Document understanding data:
--- START ---
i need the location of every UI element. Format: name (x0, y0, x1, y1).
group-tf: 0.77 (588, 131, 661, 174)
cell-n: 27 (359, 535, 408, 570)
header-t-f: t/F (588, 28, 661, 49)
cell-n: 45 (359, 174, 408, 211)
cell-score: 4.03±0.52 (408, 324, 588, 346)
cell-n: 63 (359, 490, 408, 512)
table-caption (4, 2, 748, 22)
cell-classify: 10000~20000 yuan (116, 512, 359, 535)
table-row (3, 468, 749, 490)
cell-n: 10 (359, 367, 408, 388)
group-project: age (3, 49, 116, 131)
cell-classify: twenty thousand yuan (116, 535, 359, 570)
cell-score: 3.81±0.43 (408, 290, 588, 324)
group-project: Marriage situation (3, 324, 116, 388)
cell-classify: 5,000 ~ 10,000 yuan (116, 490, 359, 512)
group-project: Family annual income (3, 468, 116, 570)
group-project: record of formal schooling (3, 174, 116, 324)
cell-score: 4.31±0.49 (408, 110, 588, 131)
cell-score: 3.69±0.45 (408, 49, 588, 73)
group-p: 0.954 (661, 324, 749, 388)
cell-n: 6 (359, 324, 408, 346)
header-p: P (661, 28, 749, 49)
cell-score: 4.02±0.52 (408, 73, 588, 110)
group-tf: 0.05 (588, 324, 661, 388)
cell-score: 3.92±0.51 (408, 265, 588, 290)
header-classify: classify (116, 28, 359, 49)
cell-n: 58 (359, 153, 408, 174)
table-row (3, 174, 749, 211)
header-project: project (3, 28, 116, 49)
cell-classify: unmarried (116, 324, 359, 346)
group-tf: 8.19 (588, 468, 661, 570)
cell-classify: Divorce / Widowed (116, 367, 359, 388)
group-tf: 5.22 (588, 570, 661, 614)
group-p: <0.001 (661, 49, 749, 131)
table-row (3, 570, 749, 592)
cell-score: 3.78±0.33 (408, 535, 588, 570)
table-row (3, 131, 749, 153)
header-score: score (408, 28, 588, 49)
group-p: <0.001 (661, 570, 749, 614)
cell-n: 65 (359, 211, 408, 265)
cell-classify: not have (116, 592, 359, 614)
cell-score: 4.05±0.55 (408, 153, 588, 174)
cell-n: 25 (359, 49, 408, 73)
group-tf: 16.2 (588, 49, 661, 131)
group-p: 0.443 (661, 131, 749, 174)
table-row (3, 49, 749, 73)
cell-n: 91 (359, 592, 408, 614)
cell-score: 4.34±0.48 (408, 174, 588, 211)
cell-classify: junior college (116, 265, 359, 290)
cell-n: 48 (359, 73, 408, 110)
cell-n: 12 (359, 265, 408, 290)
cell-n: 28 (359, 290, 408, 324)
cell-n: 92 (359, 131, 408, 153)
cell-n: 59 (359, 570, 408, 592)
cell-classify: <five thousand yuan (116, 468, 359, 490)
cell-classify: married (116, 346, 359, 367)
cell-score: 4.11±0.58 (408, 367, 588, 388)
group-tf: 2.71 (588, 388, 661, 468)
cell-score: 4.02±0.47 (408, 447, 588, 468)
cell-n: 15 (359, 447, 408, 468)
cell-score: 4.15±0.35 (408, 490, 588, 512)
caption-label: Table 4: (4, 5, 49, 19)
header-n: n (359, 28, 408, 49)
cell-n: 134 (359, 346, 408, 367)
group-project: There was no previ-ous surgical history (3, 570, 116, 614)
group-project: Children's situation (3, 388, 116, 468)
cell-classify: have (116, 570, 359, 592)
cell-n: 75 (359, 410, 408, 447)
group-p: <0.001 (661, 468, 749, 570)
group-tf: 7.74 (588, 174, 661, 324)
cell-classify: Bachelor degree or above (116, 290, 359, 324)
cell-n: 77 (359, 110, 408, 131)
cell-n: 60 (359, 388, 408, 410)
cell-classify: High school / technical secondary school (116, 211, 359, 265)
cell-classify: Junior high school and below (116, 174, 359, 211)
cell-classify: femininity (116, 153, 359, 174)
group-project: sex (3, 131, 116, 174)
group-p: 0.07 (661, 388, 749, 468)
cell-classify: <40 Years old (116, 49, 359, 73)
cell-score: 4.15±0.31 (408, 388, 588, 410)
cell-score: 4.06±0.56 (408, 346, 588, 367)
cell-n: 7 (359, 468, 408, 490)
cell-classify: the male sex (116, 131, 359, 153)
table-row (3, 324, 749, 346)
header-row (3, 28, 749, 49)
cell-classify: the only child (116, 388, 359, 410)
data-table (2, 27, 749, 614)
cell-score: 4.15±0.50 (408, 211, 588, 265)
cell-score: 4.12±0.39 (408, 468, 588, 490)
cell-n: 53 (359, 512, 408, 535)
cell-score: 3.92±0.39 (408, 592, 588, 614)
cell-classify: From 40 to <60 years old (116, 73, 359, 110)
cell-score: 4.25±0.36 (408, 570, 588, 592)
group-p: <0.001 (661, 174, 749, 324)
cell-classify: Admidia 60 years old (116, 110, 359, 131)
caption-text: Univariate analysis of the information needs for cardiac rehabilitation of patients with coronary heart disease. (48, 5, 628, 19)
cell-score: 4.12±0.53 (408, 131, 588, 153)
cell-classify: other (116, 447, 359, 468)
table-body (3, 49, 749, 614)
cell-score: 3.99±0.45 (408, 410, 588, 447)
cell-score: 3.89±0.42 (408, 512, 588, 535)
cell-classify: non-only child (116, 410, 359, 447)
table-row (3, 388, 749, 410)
--- END ---
● Your objective:
Exactly as given, restate all the lines above.

● Task solution:
i need the location of every UI element. Format: name (x0, y0, x1, y1).
group-tf: 0.77 (588, 131, 661, 174)
cell-n: 27 (359, 535, 408, 570)
header-t-f: t/F (588, 28, 661, 49)
cell-n: 45 (359, 174, 408, 211)
cell-score: 4.03±0.52 (408, 324, 588, 346)
cell-n: 63 (359, 490, 408, 512)
table-caption (4, 2, 748, 22)
cell-classify: 10000~20000 yuan (116, 512, 359, 535)
table-row (3, 468, 749, 490)
cell-n: 10 (359, 367, 408, 388)
group-project: age (3, 49, 116, 131)
cell-classify: twenty thousand yuan (116, 535, 359, 570)
cell-score: 3.81±0.43 (408, 290, 588, 324)
group-project: Marriage situation (3, 324, 116, 388)
cell-classify: 5,000 ~ 10,000 yuan (116, 490, 359, 512)
group-project: Family annual income (3, 468, 116, 570)
group-project: record of formal schooling (3, 174, 116, 324)
cell-score: 4.31±0.49 (408, 110, 588, 131)
cell-score: 3.69±0.45 (408, 49, 588, 73)
group-p: 0.954 (661, 324, 749, 388)
cell-n: 6 (359, 324, 408, 346)
header-p: P (661, 28, 749, 49)
cell-score: 4.02±0.52 (408, 73, 588, 110)
group-tf: 0.05 (588, 324, 661, 388)
cell-score: 3.92±0.51 (408, 265, 588, 290)
header-classify: classify (116, 28, 359, 49)
cell-n: 58 (359, 153, 408, 174)
table-row (3, 174, 749, 211)
header-project: project (3, 28, 116, 49)
cell-classify: unmarried (116, 324, 359, 346)
group-tf: 8.19 (588, 468, 661, 570)
cell-classify: Divorce / Widowed (116, 367, 359, 388)
group-tf: 5.22 (588, 570, 661, 614)
group-p: <0.001 (661, 49, 749, 131)
table-row (3, 570, 749, 592)
cell-score: 3.78±0.33 (408, 535, 588, 570)
table-row (3, 131, 749, 153)
header-score: score (408, 28, 588, 49)
group-p: <0.001 (661, 570, 749, 614)
cell-n: 65 (359, 211, 408, 265)
cell-classify: not have (116, 592, 359, 614)
cell-score: 4.05±0.55 (408, 153, 588, 174)
cell-n: 25 (359, 49, 408, 73)
group-tf: 16.2 (588, 49, 661, 131)
group-p: 0.443 (661, 131, 749, 174)
table-row (3, 49, 749, 73)
cell-n: 91 (359, 592, 408, 614)
cell-score: 4.34±0.48 (408, 174, 588, 211)
cell-classify: junior college (116, 265, 359, 290)
cell-n: 48 (359, 73, 408, 110)
cell-n: 12 (359, 265, 408, 290)
cell-n: 28 (359, 290, 408, 324)
cell-n: 92 (359, 131, 408, 153)
cell-n: 59 (359, 570, 408, 592)
cell-classify: <five thousand yuan (116, 468, 359, 490)
cell-classify: married (116, 346, 359, 367)
cell-score: 4.11±0.58 (408, 367, 588, 388)
group-tf: 2.71 (588, 388, 661, 468)
cell-score: 4.02±0.47 (408, 447, 588, 468)
cell-n: 15 (359, 447, 408, 468)
cell-score: 4.15±0.35 (408, 490, 588, 512)
caption-label: Table 4: (4, 5, 49, 19)
header-n: n (359, 28, 408, 49)
cell-n: 134 (359, 346, 408, 367)
group-project: There was no previ-ous surgical history (3, 570, 116, 614)
group-project: Children's situation (3, 388, 116, 468)
cell-classify: have (116, 570, 359, 592)
cell-n: 75 (359, 410, 408, 447)
group-p: <0.001 (661, 468, 749, 570)
group-tf: 7.74 (588, 174, 661, 324)
cell-classify: Bachelor degree or above (116, 290, 359, 324)
cell-n: 77 (359, 110, 408, 131)
cell-n: 60 (359, 388, 408, 410)
cell-classify: High school / technical secondary school (116, 211, 359, 265)
cell-classify: Junior high school and below (116, 174, 359, 211)
cell-classify: femininity (116, 153, 359, 174)
group-project: sex (3, 131, 116, 174)
group-p: 0.07 (661, 388, 749, 468)
cell-classify: <40 Years old (116, 49, 359, 73)
cell-score: 4.15±0.31 (408, 388, 588, 410)
cell-score: 4.06±0.56 (408, 346, 588, 367)
cell-n: 7 (359, 468, 408, 490)
cell-classify: the male sex (116, 131, 359, 153)
table-row (3, 324, 749, 346)
header-row (3, 28, 749, 49)
cell-classify: the only child (116, 388, 359, 410)
data-table (2, 27, 749, 614)
cell-score: 4.15±0.50 (408, 211, 588, 265)
cell-score: 4.12±0.39 (408, 468, 588, 490)
cell-n: 53 (359, 512, 408, 535)
cell-score: 3.92±0.39 (408, 592, 588, 614)
cell-classify: From 40 to <60 years old (116, 73, 359, 110)
cell-score: 4.25±0.36 (408, 570, 588, 592)
group-p: <0.001 (661, 174, 749, 324)
cell-classify: Admidia 60 years old (116, 110, 359, 131)
caption-text: Univariate analysis of the information needs for cardiac rehabilitation of patients with coronary heart disease. (48, 5, 628, 19)
cell-score: 4.12±0.53 (408, 131, 588, 153)
cell-classify: other (116, 447, 359, 468)
table-body (3, 49, 749, 614)
cell-score: 3.99±0.45 (408, 410, 588, 447)
cell-score: 3.89±0.42 (408, 512, 588, 535)
cell-classify: non-only child (116, 410, 359, 447)
table-row (3, 388, 749, 410)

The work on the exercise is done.